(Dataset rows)
** Start **
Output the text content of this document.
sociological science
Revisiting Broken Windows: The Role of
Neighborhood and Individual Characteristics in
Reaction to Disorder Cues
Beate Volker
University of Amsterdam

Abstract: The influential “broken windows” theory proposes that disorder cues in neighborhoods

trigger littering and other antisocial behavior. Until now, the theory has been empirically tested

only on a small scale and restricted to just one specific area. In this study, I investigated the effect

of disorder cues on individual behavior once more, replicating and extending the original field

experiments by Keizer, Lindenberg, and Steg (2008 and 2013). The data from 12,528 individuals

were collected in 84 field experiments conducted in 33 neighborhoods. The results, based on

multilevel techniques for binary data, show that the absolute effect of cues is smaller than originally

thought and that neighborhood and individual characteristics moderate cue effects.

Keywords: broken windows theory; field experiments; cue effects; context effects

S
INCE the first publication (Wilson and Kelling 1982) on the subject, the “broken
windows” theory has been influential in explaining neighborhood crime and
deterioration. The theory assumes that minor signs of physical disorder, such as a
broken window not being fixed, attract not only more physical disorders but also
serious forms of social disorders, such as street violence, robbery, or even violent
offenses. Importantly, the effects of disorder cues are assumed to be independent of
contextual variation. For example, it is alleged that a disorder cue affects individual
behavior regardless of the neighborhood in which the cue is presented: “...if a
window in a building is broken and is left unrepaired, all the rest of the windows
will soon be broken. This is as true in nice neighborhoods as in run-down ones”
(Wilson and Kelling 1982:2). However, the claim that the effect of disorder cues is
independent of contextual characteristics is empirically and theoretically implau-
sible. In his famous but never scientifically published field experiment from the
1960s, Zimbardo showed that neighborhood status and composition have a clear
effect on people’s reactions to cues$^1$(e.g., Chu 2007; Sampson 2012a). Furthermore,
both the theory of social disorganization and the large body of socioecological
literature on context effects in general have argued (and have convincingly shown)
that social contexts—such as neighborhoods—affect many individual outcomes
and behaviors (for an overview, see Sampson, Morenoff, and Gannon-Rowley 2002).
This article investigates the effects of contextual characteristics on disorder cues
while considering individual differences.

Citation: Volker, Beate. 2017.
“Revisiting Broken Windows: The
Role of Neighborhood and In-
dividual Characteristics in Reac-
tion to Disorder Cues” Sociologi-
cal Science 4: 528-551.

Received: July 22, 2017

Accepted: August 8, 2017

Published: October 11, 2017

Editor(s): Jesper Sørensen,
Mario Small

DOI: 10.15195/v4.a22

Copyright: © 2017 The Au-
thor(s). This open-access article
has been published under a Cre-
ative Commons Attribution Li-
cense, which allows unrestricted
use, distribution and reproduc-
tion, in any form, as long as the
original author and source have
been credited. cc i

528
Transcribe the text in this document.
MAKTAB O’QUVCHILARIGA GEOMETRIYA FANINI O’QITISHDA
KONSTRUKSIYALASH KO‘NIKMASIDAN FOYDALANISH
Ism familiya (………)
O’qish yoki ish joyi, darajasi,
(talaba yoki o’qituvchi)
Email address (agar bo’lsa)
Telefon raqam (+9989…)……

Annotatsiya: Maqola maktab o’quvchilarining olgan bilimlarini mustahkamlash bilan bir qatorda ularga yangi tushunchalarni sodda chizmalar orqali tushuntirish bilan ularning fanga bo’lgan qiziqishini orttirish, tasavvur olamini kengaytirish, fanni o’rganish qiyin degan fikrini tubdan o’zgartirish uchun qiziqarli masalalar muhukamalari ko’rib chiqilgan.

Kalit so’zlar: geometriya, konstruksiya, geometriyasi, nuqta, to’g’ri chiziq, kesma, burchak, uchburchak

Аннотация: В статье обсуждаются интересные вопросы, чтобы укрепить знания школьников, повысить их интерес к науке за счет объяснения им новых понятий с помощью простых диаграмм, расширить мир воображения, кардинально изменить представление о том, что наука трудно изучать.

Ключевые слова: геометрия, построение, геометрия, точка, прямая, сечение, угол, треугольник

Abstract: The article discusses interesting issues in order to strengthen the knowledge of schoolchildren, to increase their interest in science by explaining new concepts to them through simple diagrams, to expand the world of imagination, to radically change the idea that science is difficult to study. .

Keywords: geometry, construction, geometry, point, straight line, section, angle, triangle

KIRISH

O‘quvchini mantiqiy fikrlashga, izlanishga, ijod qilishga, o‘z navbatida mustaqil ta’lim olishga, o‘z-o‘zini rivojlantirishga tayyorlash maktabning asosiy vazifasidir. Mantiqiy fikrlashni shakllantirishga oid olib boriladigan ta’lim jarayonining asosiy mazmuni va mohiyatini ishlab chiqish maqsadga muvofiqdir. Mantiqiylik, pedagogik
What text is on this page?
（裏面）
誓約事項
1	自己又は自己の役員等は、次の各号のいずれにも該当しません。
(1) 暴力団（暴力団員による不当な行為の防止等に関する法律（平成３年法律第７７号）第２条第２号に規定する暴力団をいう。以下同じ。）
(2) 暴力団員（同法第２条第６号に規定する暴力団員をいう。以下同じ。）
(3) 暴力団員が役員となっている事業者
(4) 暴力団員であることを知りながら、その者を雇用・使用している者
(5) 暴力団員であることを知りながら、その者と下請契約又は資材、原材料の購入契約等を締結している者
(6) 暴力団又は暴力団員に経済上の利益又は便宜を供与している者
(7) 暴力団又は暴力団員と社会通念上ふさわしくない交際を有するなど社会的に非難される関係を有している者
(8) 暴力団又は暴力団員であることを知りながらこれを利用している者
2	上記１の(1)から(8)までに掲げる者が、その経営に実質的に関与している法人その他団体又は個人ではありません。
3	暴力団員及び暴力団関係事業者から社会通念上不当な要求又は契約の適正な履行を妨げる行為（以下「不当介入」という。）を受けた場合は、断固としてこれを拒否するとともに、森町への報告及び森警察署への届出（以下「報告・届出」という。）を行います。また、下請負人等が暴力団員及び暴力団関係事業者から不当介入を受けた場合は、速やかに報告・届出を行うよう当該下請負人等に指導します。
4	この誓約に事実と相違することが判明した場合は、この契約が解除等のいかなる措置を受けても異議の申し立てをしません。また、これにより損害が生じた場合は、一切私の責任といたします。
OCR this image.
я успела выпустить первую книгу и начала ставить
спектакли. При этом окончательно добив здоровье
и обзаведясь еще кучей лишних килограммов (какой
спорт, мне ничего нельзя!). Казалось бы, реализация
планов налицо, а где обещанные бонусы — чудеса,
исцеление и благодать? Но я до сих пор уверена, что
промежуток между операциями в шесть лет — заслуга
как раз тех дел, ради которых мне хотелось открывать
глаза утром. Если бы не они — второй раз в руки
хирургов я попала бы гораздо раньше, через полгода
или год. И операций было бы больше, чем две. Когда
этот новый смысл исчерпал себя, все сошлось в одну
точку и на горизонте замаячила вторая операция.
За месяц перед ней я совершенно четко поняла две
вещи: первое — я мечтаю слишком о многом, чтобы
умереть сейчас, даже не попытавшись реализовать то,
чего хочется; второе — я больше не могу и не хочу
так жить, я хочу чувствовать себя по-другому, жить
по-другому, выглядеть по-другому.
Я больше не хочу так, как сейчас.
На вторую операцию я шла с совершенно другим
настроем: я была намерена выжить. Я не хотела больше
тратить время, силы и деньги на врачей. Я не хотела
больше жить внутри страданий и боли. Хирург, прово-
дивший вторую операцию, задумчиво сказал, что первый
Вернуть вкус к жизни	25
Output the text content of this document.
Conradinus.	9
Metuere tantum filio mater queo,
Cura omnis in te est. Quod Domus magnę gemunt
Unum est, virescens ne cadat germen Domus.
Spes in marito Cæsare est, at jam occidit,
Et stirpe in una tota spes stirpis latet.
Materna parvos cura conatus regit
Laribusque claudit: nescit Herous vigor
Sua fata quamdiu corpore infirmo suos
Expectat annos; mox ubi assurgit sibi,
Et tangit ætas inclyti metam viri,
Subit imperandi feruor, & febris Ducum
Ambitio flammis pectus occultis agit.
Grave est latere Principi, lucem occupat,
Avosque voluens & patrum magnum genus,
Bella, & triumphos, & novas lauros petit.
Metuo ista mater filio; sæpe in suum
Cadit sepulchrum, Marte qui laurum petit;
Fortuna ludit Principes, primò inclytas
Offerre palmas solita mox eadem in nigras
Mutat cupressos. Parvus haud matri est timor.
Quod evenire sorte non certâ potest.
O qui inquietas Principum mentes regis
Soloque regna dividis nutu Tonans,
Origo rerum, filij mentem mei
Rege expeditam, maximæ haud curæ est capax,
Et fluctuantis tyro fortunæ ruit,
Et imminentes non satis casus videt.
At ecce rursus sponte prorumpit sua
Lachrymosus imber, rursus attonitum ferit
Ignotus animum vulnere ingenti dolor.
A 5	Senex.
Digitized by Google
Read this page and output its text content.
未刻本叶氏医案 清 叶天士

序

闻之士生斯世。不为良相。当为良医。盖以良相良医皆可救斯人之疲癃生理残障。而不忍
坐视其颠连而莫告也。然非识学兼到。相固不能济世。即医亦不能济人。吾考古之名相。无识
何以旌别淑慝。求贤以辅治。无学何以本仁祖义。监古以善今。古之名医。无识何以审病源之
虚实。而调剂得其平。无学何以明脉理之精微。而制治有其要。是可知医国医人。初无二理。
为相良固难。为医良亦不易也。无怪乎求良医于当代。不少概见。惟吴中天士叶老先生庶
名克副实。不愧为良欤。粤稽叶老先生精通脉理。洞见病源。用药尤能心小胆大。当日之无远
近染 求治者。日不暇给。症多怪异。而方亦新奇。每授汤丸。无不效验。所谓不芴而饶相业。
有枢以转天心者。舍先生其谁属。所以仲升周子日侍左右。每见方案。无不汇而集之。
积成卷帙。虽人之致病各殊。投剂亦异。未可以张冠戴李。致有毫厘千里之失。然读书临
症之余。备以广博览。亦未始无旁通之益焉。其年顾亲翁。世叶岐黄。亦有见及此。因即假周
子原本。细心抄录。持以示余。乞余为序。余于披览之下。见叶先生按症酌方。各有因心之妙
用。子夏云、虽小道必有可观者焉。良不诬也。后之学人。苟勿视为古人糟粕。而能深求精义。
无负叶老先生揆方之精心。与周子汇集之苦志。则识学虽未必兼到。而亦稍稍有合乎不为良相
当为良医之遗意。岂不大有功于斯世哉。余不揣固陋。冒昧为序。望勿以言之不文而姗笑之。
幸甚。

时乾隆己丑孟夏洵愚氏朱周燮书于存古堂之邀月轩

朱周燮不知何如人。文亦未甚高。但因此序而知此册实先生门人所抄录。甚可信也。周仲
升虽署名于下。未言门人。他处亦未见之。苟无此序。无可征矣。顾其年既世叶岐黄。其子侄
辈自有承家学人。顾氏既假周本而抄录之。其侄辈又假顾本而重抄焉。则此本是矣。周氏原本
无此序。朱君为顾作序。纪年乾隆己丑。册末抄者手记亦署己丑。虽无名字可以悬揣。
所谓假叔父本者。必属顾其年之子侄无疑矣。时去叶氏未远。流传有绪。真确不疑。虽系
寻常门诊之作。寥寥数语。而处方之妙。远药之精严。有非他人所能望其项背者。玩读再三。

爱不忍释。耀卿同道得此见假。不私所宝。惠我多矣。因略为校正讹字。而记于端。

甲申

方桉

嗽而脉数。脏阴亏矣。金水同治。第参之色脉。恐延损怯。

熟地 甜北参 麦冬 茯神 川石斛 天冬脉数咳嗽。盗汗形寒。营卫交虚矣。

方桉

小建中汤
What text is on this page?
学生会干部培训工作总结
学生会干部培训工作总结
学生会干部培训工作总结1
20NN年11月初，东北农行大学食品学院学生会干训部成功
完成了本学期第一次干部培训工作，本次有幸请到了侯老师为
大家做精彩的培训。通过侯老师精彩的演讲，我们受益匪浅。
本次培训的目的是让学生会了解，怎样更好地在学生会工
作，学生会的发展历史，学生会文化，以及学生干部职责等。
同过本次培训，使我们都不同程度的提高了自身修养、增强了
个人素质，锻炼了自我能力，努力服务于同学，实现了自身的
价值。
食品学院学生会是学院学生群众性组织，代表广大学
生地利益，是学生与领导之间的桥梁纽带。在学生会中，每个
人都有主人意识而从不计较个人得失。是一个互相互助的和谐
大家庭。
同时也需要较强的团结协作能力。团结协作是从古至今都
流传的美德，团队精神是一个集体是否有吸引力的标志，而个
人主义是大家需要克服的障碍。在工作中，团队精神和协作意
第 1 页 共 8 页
** End **
| AIM |
From the listing above, collect every line that mentions the word "Domus".

| THE OUTPUT |
Cura omnis in te est. Quod Domus magnę gemunt
Unum est, virescens ne cadat germen Domus.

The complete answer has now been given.